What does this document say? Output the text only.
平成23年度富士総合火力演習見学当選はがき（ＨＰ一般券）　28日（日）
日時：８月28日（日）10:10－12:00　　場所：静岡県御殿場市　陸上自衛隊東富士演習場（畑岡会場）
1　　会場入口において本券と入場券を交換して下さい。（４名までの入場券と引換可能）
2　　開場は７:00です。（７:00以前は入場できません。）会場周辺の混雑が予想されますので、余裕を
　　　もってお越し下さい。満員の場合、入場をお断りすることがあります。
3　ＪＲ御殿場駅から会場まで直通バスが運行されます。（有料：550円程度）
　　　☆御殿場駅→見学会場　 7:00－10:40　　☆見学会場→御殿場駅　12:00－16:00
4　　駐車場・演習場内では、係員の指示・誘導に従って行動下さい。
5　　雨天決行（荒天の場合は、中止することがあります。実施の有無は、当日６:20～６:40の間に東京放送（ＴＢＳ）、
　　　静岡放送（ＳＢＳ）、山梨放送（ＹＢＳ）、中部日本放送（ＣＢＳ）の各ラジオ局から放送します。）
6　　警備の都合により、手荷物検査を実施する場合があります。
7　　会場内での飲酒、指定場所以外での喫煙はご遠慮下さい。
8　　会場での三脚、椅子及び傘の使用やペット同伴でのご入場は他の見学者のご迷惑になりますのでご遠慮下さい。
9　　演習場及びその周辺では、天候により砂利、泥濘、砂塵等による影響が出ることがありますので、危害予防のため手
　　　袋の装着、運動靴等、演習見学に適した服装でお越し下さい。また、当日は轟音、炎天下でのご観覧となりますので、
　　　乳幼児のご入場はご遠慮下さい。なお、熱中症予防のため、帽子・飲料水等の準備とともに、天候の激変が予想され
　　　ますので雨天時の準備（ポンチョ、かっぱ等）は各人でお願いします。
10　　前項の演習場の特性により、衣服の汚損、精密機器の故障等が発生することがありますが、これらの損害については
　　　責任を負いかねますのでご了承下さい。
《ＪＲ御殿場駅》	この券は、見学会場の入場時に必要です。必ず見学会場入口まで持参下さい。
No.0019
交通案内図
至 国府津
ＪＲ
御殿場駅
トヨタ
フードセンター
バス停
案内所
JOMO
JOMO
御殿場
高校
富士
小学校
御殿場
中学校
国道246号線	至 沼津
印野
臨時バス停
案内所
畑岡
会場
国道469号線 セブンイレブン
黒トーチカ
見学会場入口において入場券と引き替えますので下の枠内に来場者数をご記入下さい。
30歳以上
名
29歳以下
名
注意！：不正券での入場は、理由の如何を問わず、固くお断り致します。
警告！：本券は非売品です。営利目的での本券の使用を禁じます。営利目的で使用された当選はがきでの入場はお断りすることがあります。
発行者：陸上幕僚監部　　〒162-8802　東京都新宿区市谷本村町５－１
+++
Task ▸ Working from the material above, retype it in its entirety without change.

Answer to the exercise ▸
What does this document say? Output the text only.
平成23年度富士総合火力演習見学当選はがき（ＨＰ一般券）　28日（日）
日時：８月28日（日）10:10－12:00　　場所：静岡県御殿場市　陸上自衛隊東富士演習場（畑岡会場）
1　　会場入口において本券と入場券を交換して下さい。（４名までの入場券と引換可能）
2　　開場は７:00です。（７:00以前は入場できません。）会場周辺の混雑が予想されますので、余裕を
　　　もってお越し下さい。満員の場合、入場をお断りすることがあります。
3　ＪＲ御殿場駅から会場まで直通バスが運行されます。（有料：550円程度）
　　　☆御殿場駅→見学会場　 7:00－10:40　　☆見学会場→御殿場駅　12:00－16:00
4　　駐車場・演習場内では、係員の指示・誘導に従って行動下さい。
5　　雨天決行（荒天の場合は、中止することがあります。実施の有無は、当日６:20～６:40の間に東京放送（ＴＢＳ）、
　　　静岡放送（ＳＢＳ）、山梨放送（ＹＢＳ）、中部日本放送（ＣＢＳ）の各ラジオ局から放送します。）
6　　警備の都合により、手荷物検査を実施する場合があります。
7　　会場内での飲酒、指定場所以外での喫煙はご遠慮下さい。
8　　会場での三脚、椅子及び傘の使用やペット同伴でのご入場は他の見学者のご迷惑になりますのでご遠慮下さい。
9　　演習場及びその周辺では、天候により砂利、泥濘、砂塵等による影響が出ることがありますので、危害予防のため手
　　　袋の装着、運動靴等、演習見学に適した服装でお越し下さい。また、当日は轟音、炎天下でのご観覧となりますので、
　　　乳幼児のご入場はご遠慮下さい。なお、熱中症予防のため、帽子・飲料水等の準備とともに、天候の激変が予想され
　　　ますので雨天時の準備（ポンチョ、かっぱ等）は各人でお願いします。
10　　前項の演習場の特性により、衣服の汚損、精密機器の故障等が発生することがありますが、これらの損害については
　　　責任を負いかねますのでご了承下さい。
《ＪＲ御殿場駅》	この券は、見学会場の入場時に必要です。必ず見学会場入口まで持参下さい。
No.0019
交通案内図
至 国府津
ＪＲ
御殿場駅
トヨタ
フードセンター
バス停
案内所
JOMO
JOMO
御殿場
高校
富士
小学校
御殿場
中学校
国道246号線	至 沼津
印野
臨時バス停
案内所
畑岡
会場
国道469号線 セブンイレブン
黒トーチカ
見学会場入口において入場券と引き替えますので下の枠内に来場者数をご記入下さい。
30歳以上
名
29歳以下
名
注意！：不正券での入場は、理由の如何を問わず、固くお断り致します。
警告！：本券は非売品です。営利目的での本券の使用を禁じます。営利目的で使用された当選はがきでの入場はお断りすることがあります。
発行者：陸上幕僚監部　　〒162-8802　東京都新宿区市谷本村町５－１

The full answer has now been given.